Aim:
Write out the listing exactly as it is given.

◆ ◆ ◆ ◆

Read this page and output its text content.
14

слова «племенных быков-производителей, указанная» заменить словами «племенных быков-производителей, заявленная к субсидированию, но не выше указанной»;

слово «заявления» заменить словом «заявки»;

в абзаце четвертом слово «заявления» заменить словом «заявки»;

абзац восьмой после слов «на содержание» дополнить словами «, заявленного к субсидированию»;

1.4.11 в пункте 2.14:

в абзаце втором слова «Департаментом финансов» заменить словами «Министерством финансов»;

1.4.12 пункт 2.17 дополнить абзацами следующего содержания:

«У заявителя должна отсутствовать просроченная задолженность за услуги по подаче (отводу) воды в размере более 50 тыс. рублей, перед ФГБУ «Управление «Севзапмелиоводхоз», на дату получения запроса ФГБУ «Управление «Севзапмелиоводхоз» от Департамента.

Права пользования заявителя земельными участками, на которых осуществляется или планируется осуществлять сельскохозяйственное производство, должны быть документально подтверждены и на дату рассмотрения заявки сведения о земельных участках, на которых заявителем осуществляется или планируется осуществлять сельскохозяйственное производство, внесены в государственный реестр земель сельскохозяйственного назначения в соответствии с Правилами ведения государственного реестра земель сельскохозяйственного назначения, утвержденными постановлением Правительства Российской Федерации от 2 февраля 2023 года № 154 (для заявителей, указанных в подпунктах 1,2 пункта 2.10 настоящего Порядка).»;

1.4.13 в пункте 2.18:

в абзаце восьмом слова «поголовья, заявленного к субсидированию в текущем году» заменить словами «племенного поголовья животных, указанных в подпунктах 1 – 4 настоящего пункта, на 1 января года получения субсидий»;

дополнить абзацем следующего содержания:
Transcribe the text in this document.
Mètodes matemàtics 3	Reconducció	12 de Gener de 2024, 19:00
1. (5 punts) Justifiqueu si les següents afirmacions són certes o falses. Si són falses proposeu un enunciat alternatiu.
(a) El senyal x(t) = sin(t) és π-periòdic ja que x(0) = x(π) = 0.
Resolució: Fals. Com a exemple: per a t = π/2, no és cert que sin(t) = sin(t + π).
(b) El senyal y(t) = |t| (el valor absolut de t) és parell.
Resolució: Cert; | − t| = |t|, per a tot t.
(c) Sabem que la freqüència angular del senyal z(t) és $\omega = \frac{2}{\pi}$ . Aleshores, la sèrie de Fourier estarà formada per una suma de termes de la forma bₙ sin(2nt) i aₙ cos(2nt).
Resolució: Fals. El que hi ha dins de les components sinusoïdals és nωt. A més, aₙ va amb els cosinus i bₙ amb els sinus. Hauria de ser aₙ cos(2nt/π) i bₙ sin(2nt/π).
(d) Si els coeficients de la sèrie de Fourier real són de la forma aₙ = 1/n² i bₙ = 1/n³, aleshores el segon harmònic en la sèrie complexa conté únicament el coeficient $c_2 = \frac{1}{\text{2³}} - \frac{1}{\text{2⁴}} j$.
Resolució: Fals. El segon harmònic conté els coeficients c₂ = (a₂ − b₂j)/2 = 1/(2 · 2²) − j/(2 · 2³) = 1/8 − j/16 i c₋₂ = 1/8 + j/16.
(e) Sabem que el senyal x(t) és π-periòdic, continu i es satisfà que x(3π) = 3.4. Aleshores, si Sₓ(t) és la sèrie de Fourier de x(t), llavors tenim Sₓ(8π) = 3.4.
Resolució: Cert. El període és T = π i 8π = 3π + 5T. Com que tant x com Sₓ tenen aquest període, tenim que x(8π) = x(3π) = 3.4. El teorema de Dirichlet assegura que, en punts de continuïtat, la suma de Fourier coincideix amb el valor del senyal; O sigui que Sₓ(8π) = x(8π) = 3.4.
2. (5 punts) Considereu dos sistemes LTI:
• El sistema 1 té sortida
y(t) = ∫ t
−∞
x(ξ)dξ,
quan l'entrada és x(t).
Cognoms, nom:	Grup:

◆ ◆ ◆ ◆

Result of this task:
Read this page and output its text content.
14

слова «племенных быков-производителей, указанная» заменить словами «племенных быков-производителей, заявленная к субсидированию, но не выше указанной»;

слово «заявления» заменить словом «заявки»;

в абзаце четвертом слово «заявления» заменить словом «заявки»;

абзац восьмой после слов «на содержание» дополнить словами «, заявленного к субсидированию»;

1.4.11 в пункте 2.14:

в абзаце втором слова «Департаментом финансов» заменить словами «Министерством финансов»;

1.4.12 пункт 2.17 дополнить абзацами следующего содержания:

«У заявителя должна отсутствовать просроченная задолженность за услуги по подаче (отводу) воды в размере более 50 тыс. рублей, перед ФГБУ «Управление «Севзапмелиоводхоз», на дату получения запроса ФГБУ «Управление «Севзапмелиоводхоз» от Департамента.

Права пользования заявителя земельными участками, на которых осуществляется или планируется осуществлять сельскохозяйственное производство, должны быть документально подтверждены и на дату рассмотрения заявки сведения о земельных участках, на которых заявителем осуществляется или планируется осуществлять сельскохозяйственное производство, внесены в государственный реестр земель сельскохозяйственного назначения в соответствии с Правилами ведения государственного реестра земель сельскохозяйственного назначения, утвержденными постановлением Правительства Российской Федерации от 2 февраля 2023 года № 154 (для заявителей, указанных в подпунктах 1,2 пункта 2.10 настоящего Порядка).»;

1.4.13 в пункте 2.18:

в абзаце восьмом слова «поголовья, заявленного к субсидированию в текущем году» заменить словами «племенного поголовья животных, указанных в подпунктах 1 – 4 настоящего пункта, на 1 января года получения субсидий»;

дополнить абзацем следующего содержания:
Transcribe the text in this document.
Mètodes matemàtics 3	Reconducció	12 de Gener de 2024, 19:00
1. (5 punts) Justifiqueu si les següents afirmacions són certes o falses. Si són falses proposeu un enunciat alternatiu.
(a) El senyal x(t) = sin(t) és π-periòdic ja que x(0) = x(π) = 0.
Resolució: Fals. Com a exemple: per a t = π/2, no és cert que sin(t) = sin(t + π).
(b) El senyal y(t) = |t| (el valor absolut de t) és parell.
Resolució: Cert; | − t| = |t|, per a tot t.
(c) Sabem que la freqüència angular del senyal z(t) és $\omega = \frac{2}{\pi}$ . Aleshores, la sèrie de Fourier estarà formada per una suma de termes de la forma bₙ sin(2nt) i aₙ cos(2nt).
Resolució: Fals. El que hi ha dins de les components sinusoïdals és nωt. A més, aₙ va amb els cosinus i bₙ amb els sinus. Hauria de ser aₙ cos(2nt/π) i bₙ sin(2nt/π).
(d) Si els coeficients de la sèrie de Fourier real són de la forma aₙ = 1/n² i bₙ = 1/n³, aleshores el segon harmònic en la sèrie complexa conté únicament el coeficient $c_2 = \frac{1}{\text{2³}} - \frac{1}{\text{2⁴}} j$.
Resolució: Fals. El segon harmònic conté els coeficients c₂ = (a₂ − b₂j)/2 = 1/(2 · 2²) − j/(2 · 2³) = 1/8 − j/16 i c₋₂ = 1/8 + j/16.
(e) Sabem que el senyal x(t) és π-periòdic, continu i es satisfà que x(3π) = 3.4. Aleshores, si Sₓ(t) és la sèrie de Fourier de x(t), llavors tenim Sₓ(8π) = 3.4.
Resolució: Cert. El període és T = π i 8π = 3π + 5T. Com que tant x com Sₓ tenen aquest període, tenim que x(8π) = x(3π) = 3.4. El teorema de Dirichlet assegura que, en punts de continuïtat, la suma de Fourier coincideix amb el valor del senyal; O sigui que Sₓ(8π) = x(8π) = 3.4.
2. (5 punts) Considereu dos sistemes LTI:
• El sistema 1 té sortida
y(t) = ∫ t
−∞
x(ξ)dξ,
quan l'entrada és x(t).
Cognoms, nom:	Grup:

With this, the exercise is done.